#### Records shown:
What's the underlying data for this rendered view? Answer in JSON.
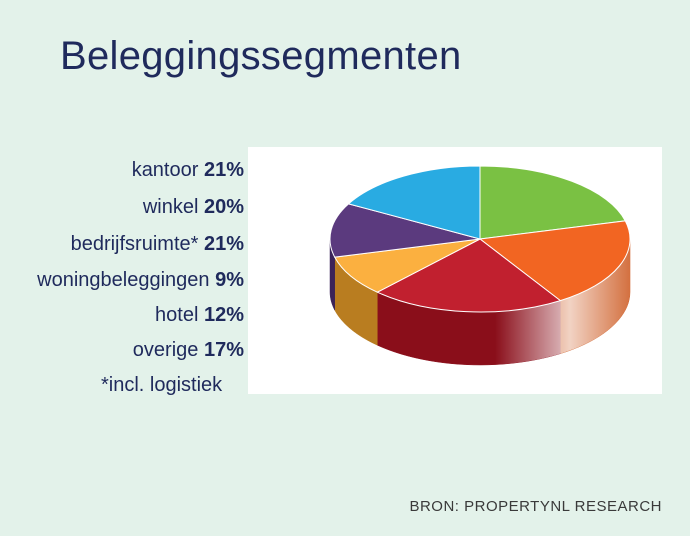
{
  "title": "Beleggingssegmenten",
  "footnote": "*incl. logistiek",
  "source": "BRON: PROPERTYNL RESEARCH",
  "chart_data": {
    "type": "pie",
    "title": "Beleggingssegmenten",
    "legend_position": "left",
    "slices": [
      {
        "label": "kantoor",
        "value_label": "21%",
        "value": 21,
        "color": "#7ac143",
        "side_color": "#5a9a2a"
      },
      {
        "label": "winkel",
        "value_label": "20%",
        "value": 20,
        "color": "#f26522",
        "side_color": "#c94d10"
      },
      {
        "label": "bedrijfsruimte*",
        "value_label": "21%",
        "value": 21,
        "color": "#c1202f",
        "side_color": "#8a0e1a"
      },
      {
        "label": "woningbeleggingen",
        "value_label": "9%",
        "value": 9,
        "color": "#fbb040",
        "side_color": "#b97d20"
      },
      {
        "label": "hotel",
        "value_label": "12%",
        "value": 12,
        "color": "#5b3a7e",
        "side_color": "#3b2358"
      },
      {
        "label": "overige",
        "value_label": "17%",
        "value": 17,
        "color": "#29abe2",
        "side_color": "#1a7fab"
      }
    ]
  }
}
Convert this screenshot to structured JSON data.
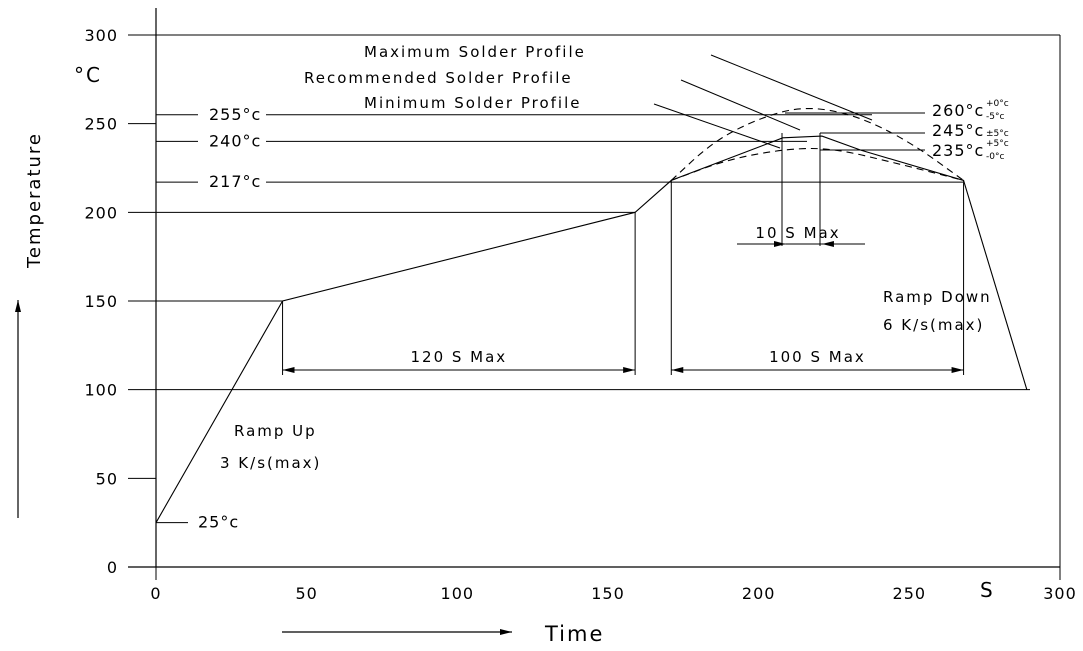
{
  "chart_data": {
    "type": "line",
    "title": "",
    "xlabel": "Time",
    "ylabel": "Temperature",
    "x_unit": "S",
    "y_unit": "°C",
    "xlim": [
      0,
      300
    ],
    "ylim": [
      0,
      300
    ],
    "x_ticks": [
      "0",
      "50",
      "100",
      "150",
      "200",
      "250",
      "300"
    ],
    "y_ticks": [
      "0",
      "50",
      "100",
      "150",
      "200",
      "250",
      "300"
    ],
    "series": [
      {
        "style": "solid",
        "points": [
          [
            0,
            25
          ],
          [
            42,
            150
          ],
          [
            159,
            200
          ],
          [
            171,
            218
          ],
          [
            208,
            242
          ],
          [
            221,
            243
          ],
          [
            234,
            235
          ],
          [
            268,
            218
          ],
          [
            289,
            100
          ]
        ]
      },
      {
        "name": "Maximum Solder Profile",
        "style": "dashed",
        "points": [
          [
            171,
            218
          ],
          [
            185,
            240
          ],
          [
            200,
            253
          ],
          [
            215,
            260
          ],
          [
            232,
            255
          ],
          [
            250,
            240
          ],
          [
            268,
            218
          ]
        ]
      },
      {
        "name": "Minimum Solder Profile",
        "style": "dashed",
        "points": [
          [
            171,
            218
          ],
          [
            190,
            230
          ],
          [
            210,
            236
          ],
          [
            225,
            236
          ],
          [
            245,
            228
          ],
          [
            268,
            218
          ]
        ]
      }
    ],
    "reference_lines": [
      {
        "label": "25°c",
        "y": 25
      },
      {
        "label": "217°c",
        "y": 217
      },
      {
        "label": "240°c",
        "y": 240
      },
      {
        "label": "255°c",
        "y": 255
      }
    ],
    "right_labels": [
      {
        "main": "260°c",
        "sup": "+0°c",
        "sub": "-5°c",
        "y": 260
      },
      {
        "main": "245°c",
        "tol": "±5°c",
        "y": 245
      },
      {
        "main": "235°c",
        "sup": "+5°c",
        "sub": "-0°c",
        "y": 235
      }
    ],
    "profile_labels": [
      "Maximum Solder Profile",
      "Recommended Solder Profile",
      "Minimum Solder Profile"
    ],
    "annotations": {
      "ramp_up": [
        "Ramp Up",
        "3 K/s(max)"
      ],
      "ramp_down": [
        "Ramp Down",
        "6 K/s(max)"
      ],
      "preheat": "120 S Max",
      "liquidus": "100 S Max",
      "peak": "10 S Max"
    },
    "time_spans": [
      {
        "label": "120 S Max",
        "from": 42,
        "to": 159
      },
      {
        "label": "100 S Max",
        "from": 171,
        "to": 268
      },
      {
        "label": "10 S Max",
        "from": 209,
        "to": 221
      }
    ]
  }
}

--

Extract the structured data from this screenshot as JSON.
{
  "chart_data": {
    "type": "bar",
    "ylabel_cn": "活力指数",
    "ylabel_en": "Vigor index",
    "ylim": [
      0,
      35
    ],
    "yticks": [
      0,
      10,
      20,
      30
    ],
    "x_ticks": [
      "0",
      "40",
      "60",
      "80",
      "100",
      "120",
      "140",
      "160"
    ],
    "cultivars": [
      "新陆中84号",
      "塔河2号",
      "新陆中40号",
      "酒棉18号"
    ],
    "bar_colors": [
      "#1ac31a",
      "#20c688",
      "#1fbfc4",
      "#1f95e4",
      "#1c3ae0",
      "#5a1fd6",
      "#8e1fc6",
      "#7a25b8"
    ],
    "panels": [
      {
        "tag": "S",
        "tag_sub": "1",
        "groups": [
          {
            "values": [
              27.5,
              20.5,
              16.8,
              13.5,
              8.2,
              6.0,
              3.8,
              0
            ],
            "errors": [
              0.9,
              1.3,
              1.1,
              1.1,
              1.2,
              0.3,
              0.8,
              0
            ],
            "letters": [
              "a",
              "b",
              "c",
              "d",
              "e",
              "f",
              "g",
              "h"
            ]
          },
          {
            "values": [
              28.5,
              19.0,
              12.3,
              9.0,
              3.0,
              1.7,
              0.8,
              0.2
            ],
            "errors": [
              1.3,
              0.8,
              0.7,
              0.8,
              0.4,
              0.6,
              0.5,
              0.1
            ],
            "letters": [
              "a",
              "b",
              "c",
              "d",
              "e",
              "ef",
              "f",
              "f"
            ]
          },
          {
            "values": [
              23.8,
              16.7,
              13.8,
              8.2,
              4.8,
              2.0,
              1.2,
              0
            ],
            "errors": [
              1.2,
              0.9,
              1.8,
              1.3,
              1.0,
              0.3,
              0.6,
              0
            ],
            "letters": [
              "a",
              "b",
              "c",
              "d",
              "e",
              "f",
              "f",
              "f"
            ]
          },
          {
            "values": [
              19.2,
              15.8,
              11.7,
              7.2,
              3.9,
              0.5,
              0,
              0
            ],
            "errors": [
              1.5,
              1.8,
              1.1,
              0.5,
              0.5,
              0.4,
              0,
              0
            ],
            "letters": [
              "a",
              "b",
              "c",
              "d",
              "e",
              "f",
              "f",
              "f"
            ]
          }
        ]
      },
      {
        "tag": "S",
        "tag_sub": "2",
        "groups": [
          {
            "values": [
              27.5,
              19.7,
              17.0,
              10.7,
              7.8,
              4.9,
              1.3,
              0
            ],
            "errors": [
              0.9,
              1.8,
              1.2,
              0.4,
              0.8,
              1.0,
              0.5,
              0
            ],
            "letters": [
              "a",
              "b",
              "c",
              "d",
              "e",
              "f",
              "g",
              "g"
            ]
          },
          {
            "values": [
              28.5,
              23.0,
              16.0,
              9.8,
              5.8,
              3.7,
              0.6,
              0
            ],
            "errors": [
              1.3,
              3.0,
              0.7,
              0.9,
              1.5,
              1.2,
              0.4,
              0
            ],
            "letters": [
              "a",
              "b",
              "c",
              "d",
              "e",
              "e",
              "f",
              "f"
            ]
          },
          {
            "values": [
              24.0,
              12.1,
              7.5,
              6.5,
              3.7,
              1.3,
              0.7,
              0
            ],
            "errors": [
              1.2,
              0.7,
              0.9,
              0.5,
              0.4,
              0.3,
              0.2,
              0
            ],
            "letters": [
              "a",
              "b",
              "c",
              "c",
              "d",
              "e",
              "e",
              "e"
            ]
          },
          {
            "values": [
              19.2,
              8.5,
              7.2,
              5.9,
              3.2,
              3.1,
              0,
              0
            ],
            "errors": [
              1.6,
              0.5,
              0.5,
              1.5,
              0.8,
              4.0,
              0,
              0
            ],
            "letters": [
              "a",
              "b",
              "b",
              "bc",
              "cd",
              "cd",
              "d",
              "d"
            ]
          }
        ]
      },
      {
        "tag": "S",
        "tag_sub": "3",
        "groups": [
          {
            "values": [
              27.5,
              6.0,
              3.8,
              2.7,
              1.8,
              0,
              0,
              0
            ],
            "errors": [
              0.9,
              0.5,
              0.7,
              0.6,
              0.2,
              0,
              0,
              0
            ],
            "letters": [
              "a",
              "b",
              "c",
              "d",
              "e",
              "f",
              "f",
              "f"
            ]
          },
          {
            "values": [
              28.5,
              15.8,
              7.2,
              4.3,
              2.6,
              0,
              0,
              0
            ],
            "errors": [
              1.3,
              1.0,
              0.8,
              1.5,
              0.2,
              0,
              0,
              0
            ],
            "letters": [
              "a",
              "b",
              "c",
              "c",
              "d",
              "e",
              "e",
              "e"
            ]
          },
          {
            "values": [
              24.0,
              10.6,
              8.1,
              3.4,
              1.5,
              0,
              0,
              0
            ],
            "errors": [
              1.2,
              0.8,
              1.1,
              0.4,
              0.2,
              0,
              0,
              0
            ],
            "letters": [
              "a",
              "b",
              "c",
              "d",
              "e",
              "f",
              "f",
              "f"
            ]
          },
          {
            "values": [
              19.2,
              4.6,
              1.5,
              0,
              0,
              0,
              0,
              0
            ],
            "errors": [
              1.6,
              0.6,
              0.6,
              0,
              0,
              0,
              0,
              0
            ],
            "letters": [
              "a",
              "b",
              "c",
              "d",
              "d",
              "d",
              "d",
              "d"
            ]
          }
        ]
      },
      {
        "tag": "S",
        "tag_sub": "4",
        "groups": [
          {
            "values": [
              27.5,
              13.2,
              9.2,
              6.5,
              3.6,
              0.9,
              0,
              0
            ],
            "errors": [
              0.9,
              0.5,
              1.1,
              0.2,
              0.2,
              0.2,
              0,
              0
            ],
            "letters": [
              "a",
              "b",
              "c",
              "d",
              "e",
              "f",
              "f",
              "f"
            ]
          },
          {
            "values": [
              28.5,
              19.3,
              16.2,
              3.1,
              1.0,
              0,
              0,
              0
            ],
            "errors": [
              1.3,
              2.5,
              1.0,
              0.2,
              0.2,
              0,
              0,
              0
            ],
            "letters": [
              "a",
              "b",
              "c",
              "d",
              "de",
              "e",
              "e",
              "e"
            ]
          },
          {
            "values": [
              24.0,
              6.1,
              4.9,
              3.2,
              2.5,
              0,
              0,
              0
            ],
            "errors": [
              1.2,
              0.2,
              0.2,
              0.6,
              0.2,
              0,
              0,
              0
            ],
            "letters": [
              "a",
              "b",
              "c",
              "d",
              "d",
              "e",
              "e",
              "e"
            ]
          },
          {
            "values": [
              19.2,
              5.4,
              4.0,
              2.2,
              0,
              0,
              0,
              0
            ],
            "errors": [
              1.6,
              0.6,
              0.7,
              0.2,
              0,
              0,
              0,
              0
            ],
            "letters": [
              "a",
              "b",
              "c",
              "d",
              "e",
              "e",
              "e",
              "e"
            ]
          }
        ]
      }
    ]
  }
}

#### Task description:
Filter the records above for "this" and copy every matching line.

#### Task output:
What's the underlying data for this rendered view? Answer in JSON.
Convert this screenshot to structured JSON data.
Extract the structured data from this screenshot as JSON.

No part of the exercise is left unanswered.